>> start SUPPLIED ENTRIES

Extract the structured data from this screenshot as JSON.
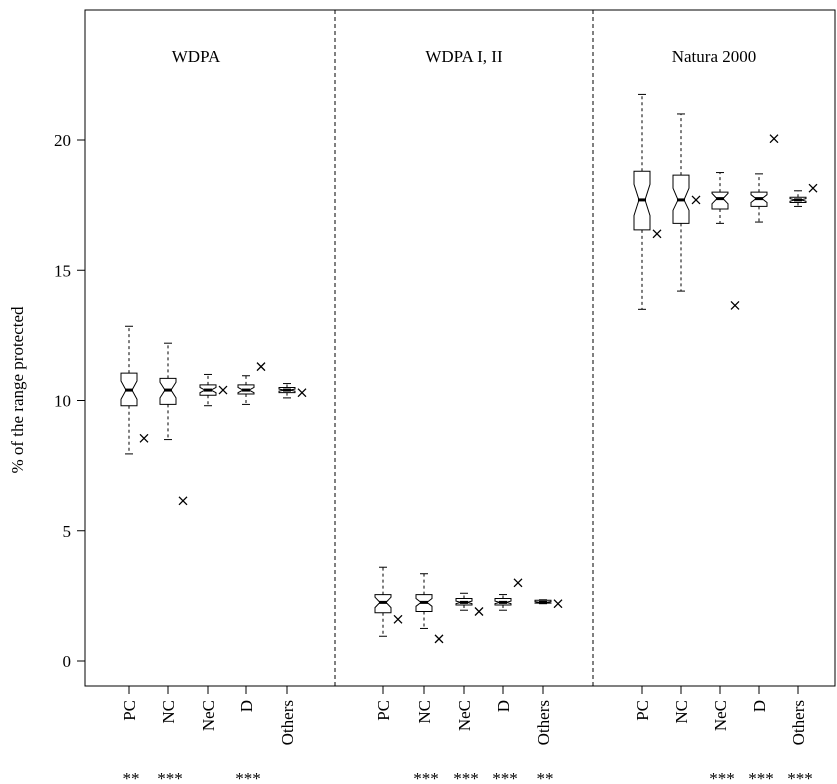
{
  "chart_data": {
    "type": "boxplot",
    "ylabel": "% of the range protected",
    "ylim": [
      -1,
      25
    ],
    "yticks": [
      0,
      5,
      10,
      15,
      20
    ],
    "categories": [
      "PC",
      "NC",
      "NeC",
      "D",
      "Others"
    ],
    "panels": [
      {
        "title": "WDPA",
        "boxes": [
          {
            "category": "PC",
            "whisker_low": 7.95,
            "q1": 9.8,
            "median": 10.4,
            "q3": 11.05,
            "whisker_high": 12.85,
            "notch_low": 10.05,
            "notch_high": 10.75,
            "cross": 8.55,
            "significance": "**"
          },
          {
            "category": "NC",
            "whisker_low": 8.5,
            "q1": 9.85,
            "median": 10.4,
            "q3": 10.85,
            "whisker_high": 12.2,
            "notch_low": 10.1,
            "notch_high": 10.7,
            "cross": 6.15,
            "significance": "***"
          },
          {
            "category": "NeC",
            "whisker_low": 9.8,
            "q1": 10.2,
            "median": 10.4,
            "q3": 10.6,
            "whisker_high": 11.0,
            "notch_low": 10.3,
            "notch_high": 10.5,
            "cross": 10.4,
            "significance": ""
          },
          {
            "category": "D",
            "whisker_low": 9.85,
            "q1": 10.25,
            "median": 10.4,
            "q3": 10.6,
            "whisker_high": 10.95,
            "notch_low": 10.3,
            "notch_high": 10.5,
            "cross": 11.3,
            "significance": "***"
          },
          {
            "category": "Others",
            "whisker_low": 10.1,
            "q1": 10.3,
            "median": 10.4,
            "q3": 10.5,
            "whisker_high": 10.65,
            "notch_low": 10.36,
            "notch_high": 10.44,
            "cross": 10.3,
            "significance": ""
          }
        ]
      },
      {
        "title": "WDPA I, II",
        "boxes": [
          {
            "category": "PC",
            "whisker_low": 0.95,
            "q1": 1.85,
            "median": 2.25,
            "q3": 2.55,
            "whisker_high": 3.6,
            "notch_low": 2.05,
            "notch_high": 2.45,
            "cross": 1.6,
            "significance": ""
          },
          {
            "category": "NC",
            "whisker_low": 1.25,
            "q1": 1.9,
            "median": 2.25,
            "q3": 2.55,
            "whisker_high": 3.35,
            "notch_low": 2.1,
            "notch_high": 2.4,
            "cross": 0.85,
            "significance": "***"
          },
          {
            "category": "NeC",
            "whisker_low": 1.95,
            "q1": 2.15,
            "median": 2.25,
            "q3": 2.4,
            "whisker_high": 2.6,
            "notch_low": 2.2,
            "notch_high": 2.3,
            "cross": 1.9,
            "significance": "***"
          },
          {
            "category": "D",
            "whisker_low": 1.95,
            "q1": 2.15,
            "median": 2.25,
            "q3": 2.4,
            "whisker_high": 2.55,
            "notch_low": 2.2,
            "notch_high": 2.3,
            "cross": 3.0,
            "significance": "***"
          },
          {
            "category": "Others",
            "whisker_low": 2.2,
            "q1": 2.22,
            "median": 2.25,
            "q3": 2.33,
            "whisker_high": 2.35,
            "notch_low": 2.23,
            "notch_high": 2.28,
            "cross": 2.2,
            "significance": "**"
          }
        ]
      },
      {
        "title": "Natura 2000",
        "boxes": [
          {
            "category": "PC",
            "whisker_low": 13.5,
            "q1": 16.55,
            "median": 17.7,
            "q3": 18.8,
            "whisker_high": 21.75,
            "notch_low": 17.1,
            "notch_high": 18.3,
            "cross": 16.4,
            "significance": ""
          },
          {
            "category": "NC",
            "whisker_low": 14.2,
            "q1": 16.8,
            "median": 17.7,
            "q3": 18.65,
            "whisker_high": 21.0,
            "notch_low": 17.3,
            "notch_high": 18.15,
            "cross": 17.7,
            "significance": ""
          },
          {
            "category": "NeC",
            "whisker_low": 16.8,
            "q1": 17.35,
            "median": 17.75,
            "q3": 18.0,
            "whisker_high": 18.75,
            "notch_low": 17.55,
            "notch_high": 17.95,
            "cross": 13.65,
            "significance": "***"
          },
          {
            "category": "D",
            "whisker_low": 16.85,
            "q1": 17.45,
            "median": 17.75,
            "q3": 18.0,
            "whisker_high": 18.7,
            "notch_low": 17.6,
            "notch_high": 17.9,
            "cross": 20.05,
            "significance": "***"
          },
          {
            "category": "Others",
            "whisker_low": 17.45,
            "q1": 17.6,
            "median": 17.7,
            "q3": 17.8,
            "whisker_high": 18.05,
            "notch_low": 17.65,
            "notch_high": 17.75,
            "cross": 18.15,
            "significance": "***"
          }
        ]
      }
    ]
  }
}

>> end SUPPLIED ENTRIES

▶ WHAT THE TASK REQUIRES
Write out all the entries again, word for word, and print no images.

▶ SOLVED EXERCISE
Extract the structured data from this screenshot as JSON.
{
  "chart_data": {
    "type": "boxplot",
    "ylabel": "% of the range protected",
    "ylim": [
      -1,
      25
    ],
    "yticks": [
      0,
      5,
      10,
      15,
      20
    ],
    "categories": [
      "PC",
      "NC",
      "NeC",
      "D",
      "Others"
    ],
    "panels": [
      {
        "title": "WDPA",
        "boxes": [
          {
            "category": "PC",
            "whisker_low": 7.95,
            "q1": 9.8,
            "median": 10.4,
            "q3": 11.05,
            "whisker_high": 12.85,
            "notch_low": 10.05,
            "notch_high": 10.75,
            "cross": 8.55,
            "significance": "**"
          },
          {
            "category": "NC",
            "whisker_low": 8.5,
            "q1": 9.85,
            "median": 10.4,
            "q3": 10.85,
            "whisker_high": 12.2,
            "notch_low": 10.1,
            "notch_high": 10.7,
            "cross": 6.15,
            "significance": "***"
          },
          {
            "category": "NeC",
            "whisker_low": 9.8,
            "q1": 10.2,
            "median": 10.4,
            "q3": 10.6,
            "whisker_high": 11.0,
            "notch_low": 10.3,
            "notch_high": 10.5,
            "cross": 10.4,
            "significance": ""
          },
          {
            "category": "D",
            "whisker_low": 9.85,
            "q1": 10.25,
            "median": 10.4,
            "q3": 10.6,
            "whisker_high": 10.95,
            "notch_low": 10.3,
            "notch_high": 10.5,
            "cross": 11.3,
            "significance": "***"
          },
          {
            "category": "Others",
            "whisker_low": 10.1,
            "q1": 10.3,
            "median": 10.4,
            "q3": 10.5,
            "whisker_high": 10.65,
            "notch_low": 10.36,
            "notch_high": 10.44,
            "cross": 10.3,
            "significance": ""
          }
        ]
      },
      {
        "title": "WDPA I, II",
        "boxes": [
          {
            "category": "PC",
            "whisker_low": 0.95,
            "q1": 1.85,
            "median": 2.25,
            "q3": 2.55,
            "whisker_high": 3.6,
            "notch_low": 2.05,
            "notch_high": 2.45,
            "cross": 1.6,
            "significance": ""
          },
          {
            "category": "NC",
            "whisker_low": 1.25,
            "q1": 1.9,
            "median": 2.25,
            "q3": 2.55,
            "whisker_high": 3.35,
            "notch_low": 2.1,
            "notch_high": 2.4,
            "cross": 0.85,
            "significance": "***"
          },
          {
            "category": "NeC",
            "whisker_low": 1.95,
            "q1": 2.15,
            "median": 2.25,
            "q3": 2.4,
            "whisker_high": 2.6,
            "notch_low": 2.2,
            "notch_high": 2.3,
            "cross": 1.9,
            "significance": "***"
          },
          {
            "category": "D",
            "whisker_low": 1.95,
            "q1": 2.15,
            "median": 2.25,
            "q3": 2.4,
            "whisker_high": 2.55,
            "notch_low": 2.2,
            "notch_high": 2.3,
            "cross": 3.0,
            "significance": "***"
          },
          {
            "category": "Others",
            "whisker_low": 2.2,
            "q1": 2.22,
            "median": 2.25,
            "q3": 2.33,
            "whisker_high": 2.35,
            "notch_low": 2.23,
            "notch_high": 2.28,
            "cross": 2.2,
            "significance": "**"
          }
        ]
      },
      {
        "title": "Natura 2000",
        "boxes": [
          {
            "category": "PC",
            "whisker_low": 13.5,
            "q1": 16.55,
            "median": 17.7,
            "q3": 18.8,
            "whisker_high": 21.75,
            "notch_low": 17.1,
            "notch_high": 18.3,
            "cross": 16.4,
            "significance": ""
          },
          {
            "category": "NC",
            "whisker_low": 14.2,
            "q1": 16.8,
            "median": 17.7,
            "q3": 18.65,
            "whisker_high": 21.0,
            "notch_low": 17.3,
            "notch_high": 18.15,
            "cross": 17.7,
            "significance": ""
          },
          {
            "category": "NeC",
            "whisker_low": 16.8,
            "q1": 17.35,
            "median": 17.75,
            "q3": 18.0,
            "whisker_high": 18.75,
            "notch_low": 17.55,
            "notch_high": 17.95,
            "cross": 13.65,
            "significance": "***"
          },
          {
            "category": "D",
            "whisker_low": 16.85,
            "q1": 17.45,
            "median": 17.75,
            "q3": 18.0,
            "whisker_high": 18.7,
            "notch_low": 17.6,
            "notch_high": 17.9,
            "cross": 20.05,
            "significance": "***"
          },
          {
            "category": "Others",
            "whisker_low": 17.45,
            "q1": 17.6,
            "median": 17.7,
            "q3": 17.8,
            "whisker_high": 18.05,
            "notch_low": 17.65,
            "notch_high": 17.75,
            "cross": 18.15,
            "significance": "***"
          }
        ]
      }
    ]
  }
}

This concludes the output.